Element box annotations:
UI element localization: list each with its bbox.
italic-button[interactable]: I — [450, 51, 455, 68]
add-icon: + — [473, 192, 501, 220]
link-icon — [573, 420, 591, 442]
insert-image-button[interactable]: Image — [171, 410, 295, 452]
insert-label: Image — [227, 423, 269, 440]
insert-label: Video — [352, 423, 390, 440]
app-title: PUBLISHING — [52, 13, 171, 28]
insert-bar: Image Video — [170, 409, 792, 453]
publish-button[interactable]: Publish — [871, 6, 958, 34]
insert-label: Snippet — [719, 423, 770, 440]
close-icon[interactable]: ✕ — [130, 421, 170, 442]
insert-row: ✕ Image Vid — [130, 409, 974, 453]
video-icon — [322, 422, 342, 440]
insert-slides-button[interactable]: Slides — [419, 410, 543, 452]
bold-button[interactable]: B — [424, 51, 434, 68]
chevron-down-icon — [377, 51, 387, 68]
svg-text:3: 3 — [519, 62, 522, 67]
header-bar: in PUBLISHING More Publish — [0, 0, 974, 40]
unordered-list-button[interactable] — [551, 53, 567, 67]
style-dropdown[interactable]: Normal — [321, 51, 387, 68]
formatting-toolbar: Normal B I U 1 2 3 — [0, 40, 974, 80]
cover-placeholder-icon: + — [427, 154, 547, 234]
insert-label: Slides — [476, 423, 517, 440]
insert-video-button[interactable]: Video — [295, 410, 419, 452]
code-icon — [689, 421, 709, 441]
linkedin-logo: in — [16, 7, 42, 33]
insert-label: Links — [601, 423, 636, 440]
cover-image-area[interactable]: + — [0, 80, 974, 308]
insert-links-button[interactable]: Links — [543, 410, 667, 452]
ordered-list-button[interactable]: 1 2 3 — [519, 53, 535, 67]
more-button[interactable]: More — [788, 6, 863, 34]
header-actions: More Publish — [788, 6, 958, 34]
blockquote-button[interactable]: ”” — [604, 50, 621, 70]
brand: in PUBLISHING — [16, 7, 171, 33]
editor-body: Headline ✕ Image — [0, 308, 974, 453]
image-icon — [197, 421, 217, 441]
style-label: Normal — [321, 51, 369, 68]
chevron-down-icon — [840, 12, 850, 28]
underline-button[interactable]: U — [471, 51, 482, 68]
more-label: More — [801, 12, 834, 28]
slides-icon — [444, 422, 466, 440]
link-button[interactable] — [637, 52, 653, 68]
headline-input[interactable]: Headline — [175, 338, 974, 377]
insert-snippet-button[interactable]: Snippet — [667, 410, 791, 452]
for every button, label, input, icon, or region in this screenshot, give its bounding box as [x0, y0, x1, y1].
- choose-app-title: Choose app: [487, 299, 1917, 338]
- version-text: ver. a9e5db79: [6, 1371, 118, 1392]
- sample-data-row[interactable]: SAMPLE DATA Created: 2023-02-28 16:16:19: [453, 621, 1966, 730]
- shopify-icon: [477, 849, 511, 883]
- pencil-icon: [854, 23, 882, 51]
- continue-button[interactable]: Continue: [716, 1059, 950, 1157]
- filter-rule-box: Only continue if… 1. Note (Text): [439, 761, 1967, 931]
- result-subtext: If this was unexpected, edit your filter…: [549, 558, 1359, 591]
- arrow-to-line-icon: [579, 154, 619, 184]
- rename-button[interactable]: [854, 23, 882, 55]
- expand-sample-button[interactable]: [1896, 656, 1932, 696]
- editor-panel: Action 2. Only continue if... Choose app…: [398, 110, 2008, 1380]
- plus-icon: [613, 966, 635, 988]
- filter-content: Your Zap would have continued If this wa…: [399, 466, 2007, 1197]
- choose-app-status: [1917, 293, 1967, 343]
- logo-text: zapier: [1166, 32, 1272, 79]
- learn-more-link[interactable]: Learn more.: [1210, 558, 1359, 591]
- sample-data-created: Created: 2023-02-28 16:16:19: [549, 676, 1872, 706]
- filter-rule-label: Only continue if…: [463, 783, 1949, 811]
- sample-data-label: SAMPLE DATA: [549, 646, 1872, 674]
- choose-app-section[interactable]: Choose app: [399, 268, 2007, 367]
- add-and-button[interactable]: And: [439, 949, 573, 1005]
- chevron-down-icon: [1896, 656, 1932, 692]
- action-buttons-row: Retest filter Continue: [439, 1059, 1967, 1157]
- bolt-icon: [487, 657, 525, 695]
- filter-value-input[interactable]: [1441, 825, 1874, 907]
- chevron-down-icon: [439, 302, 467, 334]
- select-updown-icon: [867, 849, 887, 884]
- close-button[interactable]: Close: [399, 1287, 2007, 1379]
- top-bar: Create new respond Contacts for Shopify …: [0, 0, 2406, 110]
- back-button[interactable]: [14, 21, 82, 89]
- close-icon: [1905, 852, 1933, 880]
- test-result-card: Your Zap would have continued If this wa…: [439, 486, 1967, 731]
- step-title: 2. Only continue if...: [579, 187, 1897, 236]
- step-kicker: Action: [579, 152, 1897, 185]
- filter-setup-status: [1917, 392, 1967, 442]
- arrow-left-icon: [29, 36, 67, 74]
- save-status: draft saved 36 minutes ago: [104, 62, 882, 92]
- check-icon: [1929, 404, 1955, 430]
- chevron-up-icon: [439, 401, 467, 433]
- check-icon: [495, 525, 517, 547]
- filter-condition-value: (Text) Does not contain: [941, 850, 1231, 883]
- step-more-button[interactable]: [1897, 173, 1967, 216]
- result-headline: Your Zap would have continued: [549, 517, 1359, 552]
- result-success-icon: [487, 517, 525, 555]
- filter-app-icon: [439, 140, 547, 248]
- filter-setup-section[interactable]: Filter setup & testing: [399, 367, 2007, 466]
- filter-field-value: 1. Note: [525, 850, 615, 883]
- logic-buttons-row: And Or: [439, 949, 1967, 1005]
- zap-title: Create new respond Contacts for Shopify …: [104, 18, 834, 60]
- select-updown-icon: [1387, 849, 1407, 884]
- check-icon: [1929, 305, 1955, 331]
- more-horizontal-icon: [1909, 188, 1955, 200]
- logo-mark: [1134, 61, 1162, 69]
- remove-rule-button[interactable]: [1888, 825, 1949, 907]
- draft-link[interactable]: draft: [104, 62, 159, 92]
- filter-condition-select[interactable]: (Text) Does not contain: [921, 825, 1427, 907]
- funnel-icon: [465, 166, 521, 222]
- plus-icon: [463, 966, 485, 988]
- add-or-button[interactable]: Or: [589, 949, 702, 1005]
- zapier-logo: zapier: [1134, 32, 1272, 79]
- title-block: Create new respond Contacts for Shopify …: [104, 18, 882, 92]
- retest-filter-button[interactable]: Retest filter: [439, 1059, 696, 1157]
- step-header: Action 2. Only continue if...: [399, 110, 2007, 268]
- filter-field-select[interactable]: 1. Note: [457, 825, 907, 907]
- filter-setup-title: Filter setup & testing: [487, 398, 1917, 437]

Given request: Reproduce all of the data above line by line, with no changes.

Answer to the problem:
UI element localization: list each with its bbox.
italic-button[interactable]: I — [450, 51, 455, 68]
add-icon: + — [473, 192, 501, 220]
link-icon — [573, 420, 591, 442]
insert-image-button[interactable]: Image — [171, 410, 295, 452]
insert-label: Image — [227, 423, 269, 440]
insert-label: Video — [352, 423, 390, 440]
app-title: PUBLISHING — [52, 13, 171, 28]
insert-bar: Image Video — [170, 409, 792, 453]
publish-button[interactable]: Publish — [871, 6, 958, 34]
insert-label: Snippet — [719, 423, 770, 440]
close-icon[interactable]: ✕ — [130, 421, 170, 442]
insert-row: ✕ Image Vid — [130, 409, 974, 453]
video-icon — [322, 422, 342, 440]
insert-slides-button[interactable]: Slides — [419, 410, 543, 452]
bold-button[interactable]: B — [424, 51, 434, 68]
chevron-down-icon — [377, 51, 387, 68]
svg-text:3: 3 — [519, 62, 522, 67]
header-bar: in PUBLISHING More Publish — [0, 0, 974, 40]
unordered-list-button[interactable] — [551, 53, 567, 67]
style-dropdown[interactable]: Normal — [321, 51, 387, 68]
formatting-toolbar: Normal B I U 1 2 3 — [0, 40, 974, 80]
cover-placeholder-icon: + — [427, 154, 547, 234]
insert-label: Slides — [476, 423, 517, 440]
insert-video-button[interactable]: Video — [295, 410, 419, 452]
code-icon — [689, 421, 709, 441]
linkedin-logo: in — [16, 7, 42, 33]
insert-label: Links — [601, 423, 636, 440]
cover-image-area[interactable]: + — [0, 80, 974, 308]
insert-links-button[interactable]: Links — [543, 410, 667, 452]
ordered-list-button[interactable]: 1 2 3 — [519, 53, 535, 67]
more-button[interactable]: More — [788, 6, 863, 34]
header-actions: More Publish — [788, 6, 958, 34]
blockquote-button[interactable]: ”” — [604, 50, 621, 70]
brand: in PUBLISHING — [16, 7, 171, 33]
editor-body: Headline ✕ Image — [0, 308, 974, 453]
image-icon — [197, 421, 217, 441]
style-label: Normal — [321, 51, 369, 68]
chevron-down-icon — [840, 12, 850, 28]
underline-button[interactable]: U — [471, 51, 482, 68]
more-label: More — [801, 12, 834, 28]
slides-icon — [444, 422, 466, 440]
link-button[interactable] — [637, 52, 653, 68]
headline-input[interactable]: Headline — [175, 338, 974, 377]
insert-snippet-button[interactable]: Snippet — [667, 410, 791, 452]
for every button, label, input, icon, or region in this screenshot, give its bounding box as [x0, y0, x1, y1].
- choose-app-title: Choose app: [487, 299, 1917, 338]
- version-text: ver. a9e5db79: [6, 1371, 118, 1392]
- sample-data-row[interactable]: SAMPLE DATA Created: 2023-02-28 16:16:19: [453, 621, 1966, 730]
- shopify-icon: [477, 849, 511, 883]
- pencil-icon: [854, 23, 882, 51]
- continue-button[interactable]: Continue: [716, 1059, 950, 1157]
- filter-rule-box: Only continue if… 1. Note (Text): [439, 761, 1967, 931]
- result-subtext: If this was unexpected, edit your filter…: [549, 558, 1359, 591]
- arrow-to-line-icon: [579, 154, 619, 184]
- rename-button[interactable]: [854, 23, 882, 55]
- expand-sample-button[interactable]: [1896, 656, 1932, 696]
- editor-panel: Action 2. Only continue if... Choose app…: [398, 110, 2008, 1380]
- plus-icon: [613, 966, 635, 988]
- filter-content: Your Zap would have continued If this wa…: [399, 466, 2007, 1197]
- choose-app-status: [1917, 293, 1967, 343]
- logo-text: zapier: [1166, 32, 1272, 79]
- learn-more-link[interactable]: Learn more.: [1210, 558, 1359, 591]
- sample-data-created: Created: 2023-02-28 16:16:19: [549, 676, 1872, 706]
- filter-rule-label: Only continue if…: [463, 783, 1949, 811]
- sample-data-label: SAMPLE DATA: [549, 646, 1872, 674]
- choose-app-section[interactable]: Choose app: [399, 268, 2007, 367]
- add-and-button[interactable]: And: [439, 949, 573, 1005]
- chevron-down-icon: [1896, 656, 1932, 692]
- action-buttons-row: Retest filter Continue: [439, 1059, 1967, 1157]
- bolt-icon: [487, 657, 525, 695]
- filter-value-input[interactable]: [1441, 825, 1874, 907]
- chevron-down-icon: [439, 302, 467, 334]
- select-updown-icon: [867, 849, 887, 884]
- close-button[interactable]: Close: [399, 1287, 2007, 1379]
- top-bar: Create new respond Contacts for Shopify …: [0, 0, 2406, 110]
- back-button[interactable]: [14, 21, 82, 89]
- close-icon: [1905, 852, 1933, 880]
- test-result-card: Your Zap would have continued If this wa…: [439, 486, 1967, 731]
- step-title: 2. Only continue if...: [579, 187, 1897, 236]
- step-kicker: Action: [579, 152, 1897, 185]
- filter-setup-status: [1917, 392, 1967, 442]
- arrow-left-icon: [29, 36, 67, 74]
- save-status: draft saved 36 minutes ago: [104, 62, 882, 92]
- check-icon: [1929, 404, 1955, 430]
- chevron-up-icon: [439, 401, 467, 433]
- check-icon: [495, 525, 517, 547]
- filter-condition-value: (Text) Does not contain: [941, 850, 1231, 883]
- step-more-button[interactable]: [1897, 173, 1967, 216]
- result-headline: Your Zap would have continued: [549, 517, 1359, 552]
- result-success-icon: [487, 517, 525, 555]
- filter-app-icon: [439, 140, 547, 248]
- filter-setup-section[interactable]: Filter setup & testing: [399, 367, 2007, 466]
- filter-field-value: 1. Note: [525, 850, 615, 883]
- logic-buttons-row: And Or: [439, 949, 1967, 1005]
- zap-title: Create new respond Contacts for Shopify …: [104, 18, 834, 60]
- select-updown-icon: [1387, 849, 1407, 884]
- check-icon: [1929, 305, 1955, 331]
- more-horizontal-icon: [1909, 188, 1955, 200]
- logo-mark: [1134, 61, 1162, 69]
- remove-rule-button[interactable]: [1888, 825, 1949, 907]
- draft-link[interactable]: draft: [104, 62, 159, 92]
- filter-condition-select[interactable]: (Text) Does not contain: [921, 825, 1427, 907]
- funnel-icon: [465, 166, 521, 222]
- plus-icon: [463, 966, 485, 988]
- add-or-button[interactable]: Or: [589, 949, 702, 1005]
- zapier-logo: zapier: [1134, 32, 1272, 79]
- title-block: Create new respond Contacts for Shopify …: [104, 18, 882, 92]
- retest-filter-button[interactable]: Retest filter: [439, 1059, 696, 1157]
- step-header: Action 2. Only continue if...: [399, 110, 2007, 268]
- filter-field-select[interactable]: 1. Note: [457, 825, 907, 907]
- filter-setup-title: Filter setup & testing: [487, 398, 1917, 437]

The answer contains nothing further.